Excerpted records:
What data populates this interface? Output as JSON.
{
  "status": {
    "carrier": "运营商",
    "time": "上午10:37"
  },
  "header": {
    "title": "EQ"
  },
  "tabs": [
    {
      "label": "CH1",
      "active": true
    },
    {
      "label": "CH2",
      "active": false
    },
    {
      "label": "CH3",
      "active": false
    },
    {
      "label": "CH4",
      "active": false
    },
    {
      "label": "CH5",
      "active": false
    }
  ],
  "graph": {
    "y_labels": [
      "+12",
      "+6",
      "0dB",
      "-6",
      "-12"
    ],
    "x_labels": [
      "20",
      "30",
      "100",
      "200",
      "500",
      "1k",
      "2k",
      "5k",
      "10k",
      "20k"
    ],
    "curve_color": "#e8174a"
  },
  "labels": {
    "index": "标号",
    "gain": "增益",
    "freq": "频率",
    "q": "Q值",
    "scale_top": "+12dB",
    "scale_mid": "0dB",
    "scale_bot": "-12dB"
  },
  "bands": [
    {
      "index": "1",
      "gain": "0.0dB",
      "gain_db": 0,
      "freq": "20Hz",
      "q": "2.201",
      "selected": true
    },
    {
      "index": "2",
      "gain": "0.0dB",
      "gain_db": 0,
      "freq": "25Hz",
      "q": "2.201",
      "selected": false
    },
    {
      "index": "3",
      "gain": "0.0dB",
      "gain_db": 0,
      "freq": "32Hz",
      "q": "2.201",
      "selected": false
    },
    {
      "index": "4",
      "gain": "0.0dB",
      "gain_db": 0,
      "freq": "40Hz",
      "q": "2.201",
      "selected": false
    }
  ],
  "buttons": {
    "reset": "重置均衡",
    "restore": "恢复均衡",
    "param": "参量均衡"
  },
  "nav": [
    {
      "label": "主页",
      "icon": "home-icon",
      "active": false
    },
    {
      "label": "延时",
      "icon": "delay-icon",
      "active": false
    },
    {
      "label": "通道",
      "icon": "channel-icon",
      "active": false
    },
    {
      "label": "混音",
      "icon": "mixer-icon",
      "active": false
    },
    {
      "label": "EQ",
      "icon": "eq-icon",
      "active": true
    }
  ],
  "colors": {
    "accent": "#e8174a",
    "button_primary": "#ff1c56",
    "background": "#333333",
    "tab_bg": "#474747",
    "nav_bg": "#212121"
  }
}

Exercise brief:
Copy every line of the listing where the word "freq" appears.

Complete response:
    "freq": "频率",
      "freq": "20Hz",
      "freq": "25Hz",
      "freq": "32Hz",
      "freq": "40Hz",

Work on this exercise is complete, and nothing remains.